----- Source data
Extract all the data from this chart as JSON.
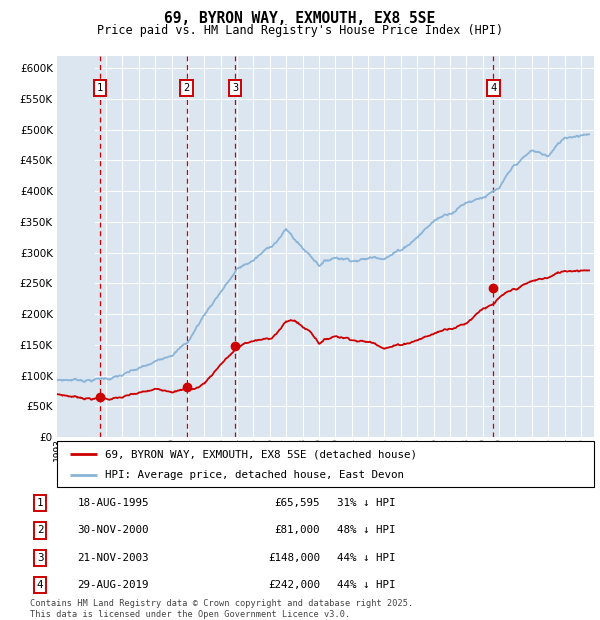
{
  "title": "69, BYRON WAY, EXMOUTH, EX8 5SE",
  "subtitle": "Price paid vs. HM Land Registry's House Price Index (HPI)",
  "ylim": [
    0,
    620000
  ],
  "yticks": [
    0,
    50000,
    100000,
    150000,
    200000,
    250000,
    300000,
    350000,
    400000,
    450000,
    500000,
    550000,
    600000
  ],
  "background_color": "#ffffff",
  "plot_bg_color": "#dce6f1",
  "hpi_color": "#8ab4d8",
  "price_color": "#cc0000",
  "grid_color": "#ffffff",
  "vline_color": "#cc0000",
  "transactions": [
    {
      "num": 1,
      "date": "18-AUG-1995",
      "price": 65595,
      "pct": "31%",
      "x_year": 1995.62
    },
    {
      "num": 2,
      "date": "30-NOV-2000",
      "price": 81000,
      "pct": "48%",
      "x_year": 2000.91
    },
    {
      "num": 3,
      "date": "21-NOV-2003",
      "price": 148000,
      "pct": "44%",
      "x_year": 2003.89
    },
    {
      "num": 4,
      "date": "29-AUG-2019",
      "price": 242000,
      "pct": "44%",
      "x_year": 2019.66
    }
  ],
  "legend_label_price": "69, BYRON WAY, EXMOUTH, EX8 5SE (detached house)",
  "legend_label_hpi": "HPI: Average price, detached house, East Devon",
  "footnote": "Contains HM Land Registry data © Crown copyright and database right 2025.\nThis data is licensed under the Open Government Licence v3.0.",
  "xlim_start": 1993.0,
  "xlim_end": 2025.8,
  "hpi_control_years": [
    1993,
    1994,
    1995,
    1996,
    1997,
    1998,
    1999,
    2000,
    2001,
    2002,
    2003,
    2004,
    2005,
    2006,
    2007,
    2008,
    2009,
    2010,
    2011,
    2012,
    2013,
    2014,
    2015,
    2016,
    2017,
    2018,
    2019,
    2020,
    2021,
    2022,
    2023,
    2024,
    2025.5
  ],
  "hpi_control_vals": [
    93000,
    95000,
    97000,
    100000,
    105000,
    112000,
    120000,
    140000,
    160000,
    205000,
    245000,
    280000,
    295000,
    315000,
    345000,
    315000,
    292000,
    305000,
    305000,
    308000,
    315000,
    328000,
    352000,
    378000,
    395000,
    415000,
    428000,
    438000,
    472000,
    492000,
    483000,
    512000,
    527000
  ],
  "price_control_years": [
    1993,
    1994,
    1995.5,
    1996,
    1997,
    1998,
    1999,
    2000,
    2000.92,
    2001.5,
    2002,
    2002.5,
    2003,
    2003.89,
    2004.5,
    2005,
    2006,
    2007,
    2007.5,
    2008,
    2008.5,
    2009,
    2010,
    2011,
    2012,
    2013,
    2014,
    2015,
    2016,
    2017,
    2018,
    2019,
    2019.67,
    2020,
    2021,
    2021.5,
    2022,
    2023,
    2024,
    2025.5
  ],
  "price_control_vals": [
    70000,
    67000,
    65595,
    66000,
    68000,
    72000,
    76000,
    79000,
    81000,
    83000,
    92000,
    108000,
    125000,
    148000,
    158000,
    162000,
    164000,
    193000,
    196000,
    185000,
    178000,
    162000,
    174000,
    172000,
    168000,
    163000,
    168000,
    178000,
    188000,
    200000,
    210000,
    238000,
    242000,
    252000,
    262000,
    268000,
    273000,
    279000,
    289000,
    297000
  ]
}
----------
Objective:
Reproduce every line exactly and omit all pictures.

Result for this task:
Extract all the data from this chart as JSON.
{
  "title": "69, BYRON WAY, EXMOUTH, EX8 5SE",
  "subtitle": "Price paid vs. HM Land Registry's House Price Index (HPI)",
  "ylim": [
    0,
    620000
  ],
  "yticks": [
    0,
    50000,
    100000,
    150000,
    200000,
    250000,
    300000,
    350000,
    400000,
    450000,
    500000,
    550000,
    600000
  ],
  "background_color": "#ffffff",
  "plot_bg_color": "#dce6f1",
  "hpi_color": "#8ab4d8",
  "price_color": "#cc0000",
  "grid_color": "#ffffff",
  "vline_color": "#cc0000",
  "transactions": [
    {
      "num": 1,
      "date": "18-AUG-1995",
      "price": 65595,
      "pct": "31%",
      "x_year": 1995.62
    },
    {
      "num": 2,
      "date": "30-NOV-2000",
      "price": 81000,
      "pct": "48%",
      "x_year": 2000.91
    },
    {
      "num": 3,
      "date": "21-NOV-2003",
      "price": 148000,
      "pct": "44%",
      "x_year": 2003.89
    },
    {
      "num": 4,
      "date": "29-AUG-2019",
      "price": 242000,
      "pct": "44%",
      "x_year": 2019.66
    }
  ],
  "legend_label_price": "69, BYRON WAY, EXMOUTH, EX8 5SE (detached house)",
  "legend_label_hpi": "HPI: Average price, detached house, East Devon",
  "footnote": "Contains HM Land Registry data © Crown copyright and database right 2025.\nThis data is licensed under the Open Government Licence v3.0.",
  "xlim_start": 1993.0,
  "xlim_end": 2025.8,
  "hpi_control_years": [
    1993,
    1994,
    1995,
    1996,
    1997,
    1998,
    1999,
    2000,
    2001,
    2002,
    2003,
    2004,
    2005,
    2006,
    2007,
    2008,
    2009,
    2010,
    2011,
    2012,
    2013,
    2014,
    2015,
    2016,
    2017,
    2018,
    2019,
    2020,
    2021,
    2022,
    2023,
    2024,
    2025.5
  ],
  "hpi_control_vals": [
    93000,
    95000,
    97000,
    100000,
    105000,
    112000,
    120000,
    140000,
    160000,
    205000,
    245000,
    280000,
    295000,
    315000,
    345000,
    315000,
    292000,
    305000,
    305000,
    308000,
    315000,
    328000,
    352000,
    378000,
    395000,
    415000,
    428000,
    438000,
    472000,
    492000,
    483000,
    512000,
    527000
  ],
  "price_control_years": [
    1993,
    1994,
    1995.5,
    1996,
    1997,
    1998,
    1999,
    2000,
    2000.92,
    2001.5,
    2002,
    2002.5,
    2003,
    2003.89,
    2004.5,
    2005,
    2006,
    2007,
    2007.5,
    2008,
    2008.5,
    2009,
    2010,
    2011,
    2012,
    2013,
    2014,
    2015,
    2016,
    2017,
    2018,
    2019,
    2019.67,
    2020,
    2021,
    2021.5,
    2022,
    2023,
    2024,
    2025.5
  ],
  "price_control_vals": [
    70000,
    67000,
    65595,
    66000,
    68000,
    72000,
    76000,
    79000,
    81000,
    83000,
    92000,
    108000,
    125000,
    148000,
    158000,
    162000,
    164000,
    193000,
    196000,
    185000,
    178000,
    162000,
    174000,
    172000,
    168000,
    163000,
    168000,
    178000,
    188000,
    200000,
    210000,
    238000,
    242000,
    252000,
    262000,
    268000,
    273000,
    279000,
    289000,
    297000
  ]
}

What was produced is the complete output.